__Problem to work on__: In the data below, find every line with the string "apoptotic" and pull it out.

__Material provided__:
......

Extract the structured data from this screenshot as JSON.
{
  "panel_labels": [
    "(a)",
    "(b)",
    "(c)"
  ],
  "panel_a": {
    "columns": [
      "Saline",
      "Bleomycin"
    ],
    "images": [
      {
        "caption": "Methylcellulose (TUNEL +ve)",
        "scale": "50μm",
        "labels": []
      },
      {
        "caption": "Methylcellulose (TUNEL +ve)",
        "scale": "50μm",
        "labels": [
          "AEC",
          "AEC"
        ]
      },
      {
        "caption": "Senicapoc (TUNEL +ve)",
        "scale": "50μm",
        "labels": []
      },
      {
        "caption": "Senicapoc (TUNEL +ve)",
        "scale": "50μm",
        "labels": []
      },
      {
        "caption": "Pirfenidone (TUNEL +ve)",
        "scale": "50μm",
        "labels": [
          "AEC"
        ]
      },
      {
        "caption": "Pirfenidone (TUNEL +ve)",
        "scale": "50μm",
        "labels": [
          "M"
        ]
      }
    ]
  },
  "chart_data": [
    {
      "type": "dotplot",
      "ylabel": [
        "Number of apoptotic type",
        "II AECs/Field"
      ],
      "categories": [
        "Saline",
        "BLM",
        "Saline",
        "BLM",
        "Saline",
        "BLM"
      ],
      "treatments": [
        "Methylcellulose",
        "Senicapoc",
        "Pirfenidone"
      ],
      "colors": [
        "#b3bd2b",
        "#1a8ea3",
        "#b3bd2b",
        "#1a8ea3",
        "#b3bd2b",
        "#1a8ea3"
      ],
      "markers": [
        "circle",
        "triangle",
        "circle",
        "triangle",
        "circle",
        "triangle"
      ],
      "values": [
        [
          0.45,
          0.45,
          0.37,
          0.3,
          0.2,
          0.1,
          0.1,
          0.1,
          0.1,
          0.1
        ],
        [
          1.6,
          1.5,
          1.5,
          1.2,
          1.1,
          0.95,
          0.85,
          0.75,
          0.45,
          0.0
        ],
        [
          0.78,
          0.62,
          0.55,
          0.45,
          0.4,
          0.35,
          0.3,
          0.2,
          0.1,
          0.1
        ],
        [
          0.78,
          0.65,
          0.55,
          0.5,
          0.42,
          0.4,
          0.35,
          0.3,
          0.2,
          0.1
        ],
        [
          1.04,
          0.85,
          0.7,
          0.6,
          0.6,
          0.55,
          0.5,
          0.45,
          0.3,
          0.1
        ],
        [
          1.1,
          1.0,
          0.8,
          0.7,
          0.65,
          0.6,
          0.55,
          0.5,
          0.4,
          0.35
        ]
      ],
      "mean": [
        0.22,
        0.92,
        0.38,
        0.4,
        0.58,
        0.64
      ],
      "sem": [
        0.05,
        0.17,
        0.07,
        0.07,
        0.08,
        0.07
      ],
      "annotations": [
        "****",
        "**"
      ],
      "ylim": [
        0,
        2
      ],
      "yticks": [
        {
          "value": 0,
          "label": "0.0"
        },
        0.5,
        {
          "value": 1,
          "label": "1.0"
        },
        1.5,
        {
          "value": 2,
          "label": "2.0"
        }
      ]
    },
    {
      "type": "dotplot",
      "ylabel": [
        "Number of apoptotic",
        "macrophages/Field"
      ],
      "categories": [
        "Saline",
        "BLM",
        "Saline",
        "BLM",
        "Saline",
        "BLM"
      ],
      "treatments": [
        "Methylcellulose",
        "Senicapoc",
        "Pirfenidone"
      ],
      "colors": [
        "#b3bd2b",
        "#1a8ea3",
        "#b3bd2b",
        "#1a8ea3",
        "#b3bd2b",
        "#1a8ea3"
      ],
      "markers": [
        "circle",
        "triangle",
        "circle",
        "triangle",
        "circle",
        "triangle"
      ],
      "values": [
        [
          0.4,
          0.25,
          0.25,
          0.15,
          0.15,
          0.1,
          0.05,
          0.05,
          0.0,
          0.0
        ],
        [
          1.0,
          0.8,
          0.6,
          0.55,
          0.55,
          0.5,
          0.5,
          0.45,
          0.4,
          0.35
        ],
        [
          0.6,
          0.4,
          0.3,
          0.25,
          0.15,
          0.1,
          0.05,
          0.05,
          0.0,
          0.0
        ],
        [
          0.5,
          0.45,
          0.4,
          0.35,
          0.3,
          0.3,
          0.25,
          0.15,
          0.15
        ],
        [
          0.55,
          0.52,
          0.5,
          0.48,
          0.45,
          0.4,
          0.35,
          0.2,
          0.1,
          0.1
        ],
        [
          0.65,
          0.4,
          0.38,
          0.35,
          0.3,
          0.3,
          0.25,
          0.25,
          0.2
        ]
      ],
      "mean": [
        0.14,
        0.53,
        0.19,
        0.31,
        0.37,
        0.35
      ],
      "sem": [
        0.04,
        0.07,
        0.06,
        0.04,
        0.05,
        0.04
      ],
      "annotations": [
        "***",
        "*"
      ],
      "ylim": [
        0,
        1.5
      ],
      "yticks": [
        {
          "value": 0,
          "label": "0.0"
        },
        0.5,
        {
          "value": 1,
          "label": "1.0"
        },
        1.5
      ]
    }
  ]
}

......

__Completed exercise__:
        "Number of apoptotic type",
        "Number of apoptotic",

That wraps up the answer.